### Data

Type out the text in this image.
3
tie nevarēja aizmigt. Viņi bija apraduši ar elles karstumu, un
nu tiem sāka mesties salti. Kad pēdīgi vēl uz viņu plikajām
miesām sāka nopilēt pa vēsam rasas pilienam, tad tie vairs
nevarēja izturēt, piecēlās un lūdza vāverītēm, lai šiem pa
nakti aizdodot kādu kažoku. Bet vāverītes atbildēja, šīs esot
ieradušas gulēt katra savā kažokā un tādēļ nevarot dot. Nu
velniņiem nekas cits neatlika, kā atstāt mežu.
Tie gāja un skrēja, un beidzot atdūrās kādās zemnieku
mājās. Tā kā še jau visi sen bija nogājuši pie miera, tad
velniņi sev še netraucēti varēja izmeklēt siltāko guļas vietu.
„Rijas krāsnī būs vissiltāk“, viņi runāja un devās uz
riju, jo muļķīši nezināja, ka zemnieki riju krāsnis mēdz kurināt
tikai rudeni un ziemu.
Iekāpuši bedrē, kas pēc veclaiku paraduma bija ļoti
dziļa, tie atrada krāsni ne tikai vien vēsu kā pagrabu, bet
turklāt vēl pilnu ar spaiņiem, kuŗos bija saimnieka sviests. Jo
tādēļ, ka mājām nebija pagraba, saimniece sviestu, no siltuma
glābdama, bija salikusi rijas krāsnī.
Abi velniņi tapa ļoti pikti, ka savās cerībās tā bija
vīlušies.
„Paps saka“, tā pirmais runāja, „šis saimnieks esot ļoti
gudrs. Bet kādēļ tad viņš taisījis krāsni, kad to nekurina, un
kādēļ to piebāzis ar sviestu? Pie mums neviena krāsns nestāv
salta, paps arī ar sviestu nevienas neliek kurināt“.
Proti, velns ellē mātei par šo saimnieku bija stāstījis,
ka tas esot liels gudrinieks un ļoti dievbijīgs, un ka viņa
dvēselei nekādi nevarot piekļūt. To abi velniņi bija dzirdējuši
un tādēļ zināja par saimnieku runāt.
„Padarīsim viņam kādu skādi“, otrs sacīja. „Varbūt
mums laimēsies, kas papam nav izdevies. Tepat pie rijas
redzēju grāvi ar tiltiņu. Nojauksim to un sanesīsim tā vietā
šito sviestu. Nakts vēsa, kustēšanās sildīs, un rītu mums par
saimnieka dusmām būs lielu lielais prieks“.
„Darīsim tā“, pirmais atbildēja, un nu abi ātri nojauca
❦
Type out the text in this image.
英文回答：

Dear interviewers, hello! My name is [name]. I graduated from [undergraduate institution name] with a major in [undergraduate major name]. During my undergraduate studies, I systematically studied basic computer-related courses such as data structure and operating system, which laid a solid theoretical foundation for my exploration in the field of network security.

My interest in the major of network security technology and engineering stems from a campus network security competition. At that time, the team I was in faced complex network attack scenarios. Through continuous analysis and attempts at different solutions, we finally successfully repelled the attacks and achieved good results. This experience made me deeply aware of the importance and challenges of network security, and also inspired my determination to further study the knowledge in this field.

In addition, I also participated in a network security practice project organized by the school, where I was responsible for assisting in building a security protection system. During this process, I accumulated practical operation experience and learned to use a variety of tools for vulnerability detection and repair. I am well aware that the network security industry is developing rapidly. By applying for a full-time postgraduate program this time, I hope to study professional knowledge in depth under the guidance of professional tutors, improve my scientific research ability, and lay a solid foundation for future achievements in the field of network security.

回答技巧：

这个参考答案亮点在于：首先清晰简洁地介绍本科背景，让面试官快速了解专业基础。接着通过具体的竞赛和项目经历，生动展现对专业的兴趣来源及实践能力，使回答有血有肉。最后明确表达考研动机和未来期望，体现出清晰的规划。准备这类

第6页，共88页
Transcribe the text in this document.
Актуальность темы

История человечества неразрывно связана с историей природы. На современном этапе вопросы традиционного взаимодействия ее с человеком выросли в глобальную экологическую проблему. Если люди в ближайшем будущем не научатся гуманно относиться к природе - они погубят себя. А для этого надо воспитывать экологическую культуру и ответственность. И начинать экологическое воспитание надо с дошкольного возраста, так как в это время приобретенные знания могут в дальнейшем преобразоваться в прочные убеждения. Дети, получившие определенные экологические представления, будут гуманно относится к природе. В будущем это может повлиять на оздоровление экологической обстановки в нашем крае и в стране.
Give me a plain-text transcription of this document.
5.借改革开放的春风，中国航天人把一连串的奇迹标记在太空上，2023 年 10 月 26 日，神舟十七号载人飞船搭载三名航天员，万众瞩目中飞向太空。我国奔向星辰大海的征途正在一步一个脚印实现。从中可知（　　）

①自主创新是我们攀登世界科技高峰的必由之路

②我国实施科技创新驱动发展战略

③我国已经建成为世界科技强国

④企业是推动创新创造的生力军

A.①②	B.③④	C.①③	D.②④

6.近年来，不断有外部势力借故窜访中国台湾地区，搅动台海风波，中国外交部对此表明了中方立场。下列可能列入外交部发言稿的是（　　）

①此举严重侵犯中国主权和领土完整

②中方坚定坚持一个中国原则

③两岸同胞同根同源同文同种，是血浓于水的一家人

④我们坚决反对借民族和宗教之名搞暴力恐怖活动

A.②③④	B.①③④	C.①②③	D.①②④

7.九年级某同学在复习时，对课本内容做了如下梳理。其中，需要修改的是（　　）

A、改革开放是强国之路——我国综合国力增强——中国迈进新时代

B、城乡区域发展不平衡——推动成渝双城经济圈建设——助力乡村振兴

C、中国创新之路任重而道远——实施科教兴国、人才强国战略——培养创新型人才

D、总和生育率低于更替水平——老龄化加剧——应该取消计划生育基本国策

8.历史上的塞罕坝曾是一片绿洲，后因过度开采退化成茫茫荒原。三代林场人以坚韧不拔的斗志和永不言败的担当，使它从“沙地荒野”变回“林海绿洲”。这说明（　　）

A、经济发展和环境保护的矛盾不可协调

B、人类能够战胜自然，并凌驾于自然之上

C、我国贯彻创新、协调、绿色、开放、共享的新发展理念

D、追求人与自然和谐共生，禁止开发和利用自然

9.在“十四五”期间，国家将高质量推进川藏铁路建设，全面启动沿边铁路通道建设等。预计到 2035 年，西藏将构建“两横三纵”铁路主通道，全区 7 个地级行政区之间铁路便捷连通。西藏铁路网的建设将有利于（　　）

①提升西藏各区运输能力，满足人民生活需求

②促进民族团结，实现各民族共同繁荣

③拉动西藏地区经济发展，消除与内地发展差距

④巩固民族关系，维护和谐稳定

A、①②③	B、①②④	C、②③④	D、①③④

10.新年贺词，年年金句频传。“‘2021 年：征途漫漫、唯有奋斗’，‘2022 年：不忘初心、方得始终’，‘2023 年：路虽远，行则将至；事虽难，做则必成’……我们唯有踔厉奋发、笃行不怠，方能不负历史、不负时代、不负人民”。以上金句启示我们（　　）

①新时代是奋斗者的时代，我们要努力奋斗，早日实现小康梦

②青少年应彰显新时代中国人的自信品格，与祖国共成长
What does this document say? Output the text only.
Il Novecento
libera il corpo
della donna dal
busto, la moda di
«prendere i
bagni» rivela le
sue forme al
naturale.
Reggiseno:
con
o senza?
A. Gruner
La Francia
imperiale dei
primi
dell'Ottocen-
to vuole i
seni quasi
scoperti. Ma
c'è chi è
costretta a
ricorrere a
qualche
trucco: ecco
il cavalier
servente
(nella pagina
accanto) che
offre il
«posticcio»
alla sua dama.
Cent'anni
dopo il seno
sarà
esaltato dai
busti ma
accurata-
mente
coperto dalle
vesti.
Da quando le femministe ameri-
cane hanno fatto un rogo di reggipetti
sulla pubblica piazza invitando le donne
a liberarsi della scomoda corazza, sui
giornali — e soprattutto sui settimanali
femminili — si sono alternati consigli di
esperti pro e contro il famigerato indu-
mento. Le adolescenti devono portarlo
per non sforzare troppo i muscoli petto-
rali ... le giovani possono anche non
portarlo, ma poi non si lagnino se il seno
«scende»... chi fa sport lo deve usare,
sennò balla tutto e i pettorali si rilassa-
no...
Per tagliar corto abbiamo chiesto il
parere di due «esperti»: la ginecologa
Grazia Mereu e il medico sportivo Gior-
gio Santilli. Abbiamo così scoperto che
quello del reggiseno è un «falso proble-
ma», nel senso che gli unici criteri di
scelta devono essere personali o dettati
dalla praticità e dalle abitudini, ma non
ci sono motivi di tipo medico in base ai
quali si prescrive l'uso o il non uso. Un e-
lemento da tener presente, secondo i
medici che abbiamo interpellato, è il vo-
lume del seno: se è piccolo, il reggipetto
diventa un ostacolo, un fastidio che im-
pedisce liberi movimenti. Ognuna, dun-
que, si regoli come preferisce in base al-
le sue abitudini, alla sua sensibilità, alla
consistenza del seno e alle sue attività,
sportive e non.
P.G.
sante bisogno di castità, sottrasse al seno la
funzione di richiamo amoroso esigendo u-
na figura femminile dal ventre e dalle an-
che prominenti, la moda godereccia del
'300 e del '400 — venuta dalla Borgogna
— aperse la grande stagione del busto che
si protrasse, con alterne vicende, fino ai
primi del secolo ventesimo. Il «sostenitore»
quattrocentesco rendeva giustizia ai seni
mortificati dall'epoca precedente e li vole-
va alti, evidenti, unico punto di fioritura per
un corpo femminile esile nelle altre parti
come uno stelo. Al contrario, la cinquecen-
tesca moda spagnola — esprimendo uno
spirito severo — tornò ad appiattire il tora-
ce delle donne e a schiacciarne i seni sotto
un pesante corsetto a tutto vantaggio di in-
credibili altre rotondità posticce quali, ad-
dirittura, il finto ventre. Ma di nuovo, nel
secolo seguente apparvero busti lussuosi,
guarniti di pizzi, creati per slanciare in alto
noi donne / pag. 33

### What the task requires
Identify the lines above that contain the word "ventre", then copy them.

### Correct result
na figura femminile dal ventre e dalle an-
dirittura, il finto ventre. Ma di nuovo, nel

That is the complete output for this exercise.